- [SHORT EXERCISE]: The records below are to be repeated in full, exactly as they are.

□ □ □ □

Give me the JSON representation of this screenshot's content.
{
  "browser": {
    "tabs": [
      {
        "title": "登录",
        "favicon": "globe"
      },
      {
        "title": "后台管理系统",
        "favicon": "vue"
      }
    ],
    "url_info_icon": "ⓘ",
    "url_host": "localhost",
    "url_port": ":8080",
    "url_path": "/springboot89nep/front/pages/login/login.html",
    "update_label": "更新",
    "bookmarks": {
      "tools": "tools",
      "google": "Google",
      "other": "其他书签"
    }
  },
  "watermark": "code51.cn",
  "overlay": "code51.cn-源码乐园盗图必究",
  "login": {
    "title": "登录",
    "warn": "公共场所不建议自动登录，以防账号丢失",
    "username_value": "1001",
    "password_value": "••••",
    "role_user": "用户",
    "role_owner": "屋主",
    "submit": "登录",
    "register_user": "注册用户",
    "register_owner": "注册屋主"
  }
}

□ □ □ □

- [RESULT]:
Give me the JSON representation of this screenshot's content.
{
  "browser": {
    "tabs": [
      {
        "title": "登录",
        "favicon": "globe"
      },
      {
        "title": "后台管理系统",
        "favicon": "vue"
      }
    ],
    "url_info_icon": "ⓘ",
    "url_host": "localhost",
    "url_port": ":8080",
    "url_path": "/springboot89nep/front/pages/login/login.html",
    "update_label": "更新",
    "bookmarks": {
      "tools": "tools",
      "google": "Google",
      "other": "其他书签"
    }
  },
  "watermark": "code51.cn",
  "overlay": "code51.cn-源码乐园盗图必究",
  "login": {
    "title": "登录",
    "warn": "公共场所不建议自动登录，以防账号丢失",
    "username_value": "1001",
    "password_value": "••••",
    "role_user": "用户",
    "role_owner": "屋主",
    "submit": "登录",
    "register_user": "注册用户",
    "register_owner": "注册屋主"
  }
}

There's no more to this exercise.